WHAT YOU WILL DO
Whenever a line below holds the word "screenshot", copy that line.

►

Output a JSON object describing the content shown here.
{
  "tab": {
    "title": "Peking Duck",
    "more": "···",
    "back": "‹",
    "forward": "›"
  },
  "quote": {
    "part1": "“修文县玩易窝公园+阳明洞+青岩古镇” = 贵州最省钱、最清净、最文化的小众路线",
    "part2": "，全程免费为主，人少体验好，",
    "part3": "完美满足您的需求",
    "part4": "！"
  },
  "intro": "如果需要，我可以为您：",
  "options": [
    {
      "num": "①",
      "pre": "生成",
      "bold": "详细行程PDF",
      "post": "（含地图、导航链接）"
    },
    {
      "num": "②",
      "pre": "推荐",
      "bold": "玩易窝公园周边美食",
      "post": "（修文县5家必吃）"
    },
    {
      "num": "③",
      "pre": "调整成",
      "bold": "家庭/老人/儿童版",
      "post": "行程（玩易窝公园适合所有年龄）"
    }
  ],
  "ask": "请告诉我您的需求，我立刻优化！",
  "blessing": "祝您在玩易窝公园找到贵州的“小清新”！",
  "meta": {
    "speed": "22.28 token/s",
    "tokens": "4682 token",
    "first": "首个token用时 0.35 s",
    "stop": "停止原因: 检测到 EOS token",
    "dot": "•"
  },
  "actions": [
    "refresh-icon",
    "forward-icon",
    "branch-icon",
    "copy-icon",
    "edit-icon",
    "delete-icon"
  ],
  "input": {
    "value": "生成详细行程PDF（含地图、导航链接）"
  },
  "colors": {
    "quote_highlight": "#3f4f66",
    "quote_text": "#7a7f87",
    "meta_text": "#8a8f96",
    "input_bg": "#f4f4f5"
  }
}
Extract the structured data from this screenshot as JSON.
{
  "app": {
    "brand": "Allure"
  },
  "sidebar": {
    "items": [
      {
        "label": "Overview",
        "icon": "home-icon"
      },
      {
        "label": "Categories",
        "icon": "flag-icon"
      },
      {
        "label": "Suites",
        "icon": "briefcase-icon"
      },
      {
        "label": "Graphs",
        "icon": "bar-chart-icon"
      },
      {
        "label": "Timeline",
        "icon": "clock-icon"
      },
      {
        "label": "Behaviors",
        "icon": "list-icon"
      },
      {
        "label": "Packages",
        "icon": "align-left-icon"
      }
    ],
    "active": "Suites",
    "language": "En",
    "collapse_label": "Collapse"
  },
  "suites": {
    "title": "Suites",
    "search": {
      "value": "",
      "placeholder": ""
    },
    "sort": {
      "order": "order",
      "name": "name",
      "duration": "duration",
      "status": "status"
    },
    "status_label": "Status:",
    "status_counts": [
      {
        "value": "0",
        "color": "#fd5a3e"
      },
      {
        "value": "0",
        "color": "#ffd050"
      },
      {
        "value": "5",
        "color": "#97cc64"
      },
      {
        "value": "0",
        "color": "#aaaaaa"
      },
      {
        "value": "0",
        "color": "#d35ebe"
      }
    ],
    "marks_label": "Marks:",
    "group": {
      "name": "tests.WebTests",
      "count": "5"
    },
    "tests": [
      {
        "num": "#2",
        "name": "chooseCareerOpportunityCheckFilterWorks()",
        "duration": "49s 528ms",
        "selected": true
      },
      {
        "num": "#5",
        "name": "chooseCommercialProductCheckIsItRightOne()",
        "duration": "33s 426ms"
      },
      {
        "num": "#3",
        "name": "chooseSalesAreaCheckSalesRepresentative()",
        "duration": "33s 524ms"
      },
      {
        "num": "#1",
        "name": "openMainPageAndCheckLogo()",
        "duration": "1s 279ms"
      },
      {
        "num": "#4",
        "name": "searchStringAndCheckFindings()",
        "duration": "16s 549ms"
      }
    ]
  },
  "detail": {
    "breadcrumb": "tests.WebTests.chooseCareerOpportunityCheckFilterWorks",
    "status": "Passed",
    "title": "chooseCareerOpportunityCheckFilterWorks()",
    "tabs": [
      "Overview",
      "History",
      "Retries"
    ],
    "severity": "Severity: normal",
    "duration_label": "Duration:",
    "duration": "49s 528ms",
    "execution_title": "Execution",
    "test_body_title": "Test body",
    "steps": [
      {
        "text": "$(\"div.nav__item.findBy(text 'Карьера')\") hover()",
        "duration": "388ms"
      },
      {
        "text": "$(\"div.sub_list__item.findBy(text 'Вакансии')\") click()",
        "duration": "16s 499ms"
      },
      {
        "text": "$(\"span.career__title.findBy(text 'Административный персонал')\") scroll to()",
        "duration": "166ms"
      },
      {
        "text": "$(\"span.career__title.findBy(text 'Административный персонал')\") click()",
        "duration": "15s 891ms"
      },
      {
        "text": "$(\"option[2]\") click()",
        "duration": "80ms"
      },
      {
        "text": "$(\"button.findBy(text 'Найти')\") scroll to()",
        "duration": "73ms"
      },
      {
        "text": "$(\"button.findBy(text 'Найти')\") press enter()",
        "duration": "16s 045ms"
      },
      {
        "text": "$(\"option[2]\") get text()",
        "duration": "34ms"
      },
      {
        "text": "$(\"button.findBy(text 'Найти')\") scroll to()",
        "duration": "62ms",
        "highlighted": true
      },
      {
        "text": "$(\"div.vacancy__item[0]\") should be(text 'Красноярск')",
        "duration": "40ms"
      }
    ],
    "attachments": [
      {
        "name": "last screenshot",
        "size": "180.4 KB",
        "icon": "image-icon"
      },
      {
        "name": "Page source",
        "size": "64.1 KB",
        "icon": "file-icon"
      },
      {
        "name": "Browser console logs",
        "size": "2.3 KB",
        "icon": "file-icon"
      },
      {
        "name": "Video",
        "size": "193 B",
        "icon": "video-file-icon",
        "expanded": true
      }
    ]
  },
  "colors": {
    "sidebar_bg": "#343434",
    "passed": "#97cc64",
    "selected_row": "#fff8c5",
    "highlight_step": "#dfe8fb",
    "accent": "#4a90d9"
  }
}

◄

RESULT OF THE TASK
Extract the structured data from this screenshot as JSON.
        "name": "last screenshot",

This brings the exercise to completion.